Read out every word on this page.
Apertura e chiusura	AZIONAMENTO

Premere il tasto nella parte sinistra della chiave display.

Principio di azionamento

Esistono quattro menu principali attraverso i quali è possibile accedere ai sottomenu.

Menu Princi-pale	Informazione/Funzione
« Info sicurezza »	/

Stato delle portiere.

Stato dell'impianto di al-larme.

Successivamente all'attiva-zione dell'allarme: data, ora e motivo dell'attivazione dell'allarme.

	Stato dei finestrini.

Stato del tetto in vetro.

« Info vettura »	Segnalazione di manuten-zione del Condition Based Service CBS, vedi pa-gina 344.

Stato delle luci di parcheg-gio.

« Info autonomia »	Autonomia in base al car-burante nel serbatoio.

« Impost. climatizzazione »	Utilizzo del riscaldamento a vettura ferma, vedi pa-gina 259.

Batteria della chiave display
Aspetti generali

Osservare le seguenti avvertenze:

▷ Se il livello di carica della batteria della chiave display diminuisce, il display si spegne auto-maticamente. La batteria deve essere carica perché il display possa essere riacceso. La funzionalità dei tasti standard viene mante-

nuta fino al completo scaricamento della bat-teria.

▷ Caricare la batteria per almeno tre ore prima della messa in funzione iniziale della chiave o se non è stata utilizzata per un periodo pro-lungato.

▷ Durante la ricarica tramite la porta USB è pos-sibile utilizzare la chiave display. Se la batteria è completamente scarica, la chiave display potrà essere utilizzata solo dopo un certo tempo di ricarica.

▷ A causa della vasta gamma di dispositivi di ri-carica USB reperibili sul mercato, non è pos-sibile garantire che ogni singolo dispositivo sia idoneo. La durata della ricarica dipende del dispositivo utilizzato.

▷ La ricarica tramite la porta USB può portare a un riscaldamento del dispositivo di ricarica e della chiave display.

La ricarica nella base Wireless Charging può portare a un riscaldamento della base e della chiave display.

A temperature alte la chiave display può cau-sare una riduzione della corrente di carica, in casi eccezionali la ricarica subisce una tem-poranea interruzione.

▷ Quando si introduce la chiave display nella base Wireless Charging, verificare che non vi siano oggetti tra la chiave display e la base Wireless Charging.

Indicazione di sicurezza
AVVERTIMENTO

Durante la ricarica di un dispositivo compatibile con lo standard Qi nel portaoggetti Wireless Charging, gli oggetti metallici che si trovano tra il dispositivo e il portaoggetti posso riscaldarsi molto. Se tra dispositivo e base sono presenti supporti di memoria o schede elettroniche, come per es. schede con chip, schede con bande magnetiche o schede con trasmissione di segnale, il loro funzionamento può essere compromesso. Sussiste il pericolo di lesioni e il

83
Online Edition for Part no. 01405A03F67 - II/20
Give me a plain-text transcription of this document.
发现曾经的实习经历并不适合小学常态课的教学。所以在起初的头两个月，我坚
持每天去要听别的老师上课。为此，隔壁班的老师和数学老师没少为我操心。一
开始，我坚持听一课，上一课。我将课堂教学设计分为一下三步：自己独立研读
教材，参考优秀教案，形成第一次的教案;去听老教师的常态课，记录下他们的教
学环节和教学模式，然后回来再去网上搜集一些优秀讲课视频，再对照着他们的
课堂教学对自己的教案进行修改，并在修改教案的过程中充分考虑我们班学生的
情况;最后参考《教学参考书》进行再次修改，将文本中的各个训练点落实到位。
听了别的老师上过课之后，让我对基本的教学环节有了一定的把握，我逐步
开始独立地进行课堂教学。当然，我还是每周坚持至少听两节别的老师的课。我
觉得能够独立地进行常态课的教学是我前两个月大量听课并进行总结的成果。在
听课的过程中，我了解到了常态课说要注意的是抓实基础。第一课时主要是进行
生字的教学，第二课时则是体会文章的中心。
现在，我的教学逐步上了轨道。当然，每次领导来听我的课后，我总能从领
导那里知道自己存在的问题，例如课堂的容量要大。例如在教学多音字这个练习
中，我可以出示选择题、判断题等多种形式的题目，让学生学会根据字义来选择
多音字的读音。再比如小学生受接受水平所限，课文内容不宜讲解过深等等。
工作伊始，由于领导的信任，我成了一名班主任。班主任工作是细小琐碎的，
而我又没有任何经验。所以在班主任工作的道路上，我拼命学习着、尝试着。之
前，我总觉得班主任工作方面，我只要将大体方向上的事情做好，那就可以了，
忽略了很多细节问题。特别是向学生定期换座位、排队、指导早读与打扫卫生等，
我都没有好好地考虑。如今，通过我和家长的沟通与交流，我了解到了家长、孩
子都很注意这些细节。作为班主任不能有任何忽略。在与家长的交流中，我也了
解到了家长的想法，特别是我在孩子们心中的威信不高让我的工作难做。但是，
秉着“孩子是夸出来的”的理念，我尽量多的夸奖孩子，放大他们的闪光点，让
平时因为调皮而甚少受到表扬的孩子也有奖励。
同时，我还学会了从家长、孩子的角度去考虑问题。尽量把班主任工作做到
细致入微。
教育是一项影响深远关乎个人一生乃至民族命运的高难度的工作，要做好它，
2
----------
• **Your task**: Copy all the records above precisely.

• **Worked answer**:
Read out every word on this page.
Apertura e chiusura	AZIONAMENTO

Premere il tasto nella parte sinistra della chiave display.

Principio di azionamento

Esistono quattro menu principali attraverso i quali è possibile accedere ai sottomenu.

Menu Princi-pale	Informazione/Funzione
« Info sicurezza »	/

Stato delle portiere.

Stato dell'impianto di al-larme.

Successivamente all'attiva-zione dell'allarme: data, ora e motivo dell'attivazione dell'allarme.

	Stato dei finestrini.

Stato del tetto in vetro.

« Info vettura »	Segnalazione di manuten-zione del Condition Based Service CBS, vedi pa-gina 344.

Stato delle luci di parcheg-gio.

« Info autonomia »	Autonomia in base al car-burante nel serbatoio.

« Impost. climatizzazione »	Utilizzo del riscaldamento a vettura ferma, vedi pa-gina 259.

Batteria della chiave display
Aspetti generali

Osservare le seguenti avvertenze:

▷ Se il livello di carica della batteria della chiave display diminuisce, il display si spegne auto-maticamente. La batteria deve essere carica perché il display possa essere riacceso. La funzionalità dei tasti standard viene mante-

nuta fino al completo scaricamento della bat-teria.

▷ Caricare la batteria per almeno tre ore prima della messa in funzione iniziale della chiave o se non è stata utilizzata per un periodo pro-lungato.

▷ Durante la ricarica tramite la porta USB è pos-sibile utilizzare la chiave display. Se la batteria è completamente scarica, la chiave display potrà essere utilizzata solo dopo un certo tempo di ricarica.

▷ A causa della vasta gamma di dispositivi di ri-carica USB reperibili sul mercato, non è pos-sibile garantire che ogni singolo dispositivo sia idoneo. La durata della ricarica dipende del dispositivo utilizzato.

▷ La ricarica tramite la porta USB può portare a un riscaldamento del dispositivo di ricarica e della chiave display.

La ricarica nella base Wireless Charging può portare a un riscaldamento della base e della chiave display.

A temperature alte la chiave display può cau-sare una riduzione della corrente di carica, in casi eccezionali la ricarica subisce una tem-poranea interruzione.

▷ Quando si introduce la chiave display nella base Wireless Charging, verificare che non vi siano oggetti tra la chiave display e la base Wireless Charging.

Indicazione di sicurezza
AVVERTIMENTO

Durante la ricarica di un dispositivo compatibile con lo standard Qi nel portaoggetti Wireless Charging, gli oggetti metallici che si trovano tra il dispositivo e il portaoggetti posso riscaldarsi molto. Se tra dispositivo e base sono presenti supporti di memoria o schede elettroniche, come per es. schede con chip, schede con bande magnetiche o schede con trasmissione di segnale, il loro funzionamento può essere compromesso. Sussiste il pericolo di lesioni e il

83
Online Edition for Part no. 01405A03F67 - II/20
Give me a plain-text transcription of this document.
发现曾经的实习经历并不适合小学常态课的教学。所以在起初的头两个月，我坚
持每天去要听别的老师上课。为此，隔壁班的老师和数学老师没少为我操心。一
开始，我坚持听一课，上一课。我将课堂教学设计分为一下三步：自己独立研读
教材，参考优秀教案，形成第一次的教案;去听老教师的常态课，记录下他们的教
学环节和教学模式，然后回来再去网上搜集一些优秀讲课视频，再对照着他们的
课堂教学对自己的教案进行修改，并在修改教案的过程中充分考虑我们班学生的
情况;最后参考《教学参考书》进行再次修改，将文本中的各个训练点落实到位。
听了别的老师上过课之后，让我对基本的教学环节有了一定的把握，我逐步
开始独立地进行课堂教学。当然，我还是每周坚持至少听两节别的老师的课。我
觉得能够独立地进行常态课的教学是我前两个月大量听课并进行总结的成果。在
听课的过程中，我了解到了常态课说要注意的是抓实基础。第一课时主要是进行
生字的教学，第二课时则是体会文章的中心。
现在，我的教学逐步上了轨道。当然，每次领导来听我的课后，我总能从领
导那里知道自己存在的问题，例如课堂的容量要大。例如在教学多音字这个练习
中，我可以出示选择题、判断题等多种形式的题目，让学生学会根据字义来选择
多音字的读音。再比如小学生受接受水平所限，课文内容不宜讲解过深等等。
工作伊始，由于领导的信任，我成了一名班主任。班主任工作是细小琐碎的，
而我又没有任何经验。所以在班主任工作的道路上，我拼命学习着、尝试着。之
前，我总觉得班主任工作方面，我只要将大体方向上的事情做好，那就可以了，
忽略了很多细节问题。特别是向学生定期换座位、排队、指导早读与打扫卫生等，
我都没有好好地考虑。如今，通过我和家长的沟通与交流，我了解到了家长、孩
子都很注意这些细节。作为班主任不能有任何忽略。在与家长的交流中，我也了
解到了家长的想法，特别是我在孩子们心中的威信不高让我的工作难做。但是，
秉着“孩子是夸出来的”的理念，我尽量多的夸奖孩子，放大他们的闪光点，让
平时因为调皮而甚少受到表扬的孩子也有奖励。
同时，我还学会了从家长、孩子的角度去考虑问题。尽量把班主任工作做到
细致入微。
教育是一项影响深远关乎个人一生乃至民族命运的高难度的工作，要做好它，
2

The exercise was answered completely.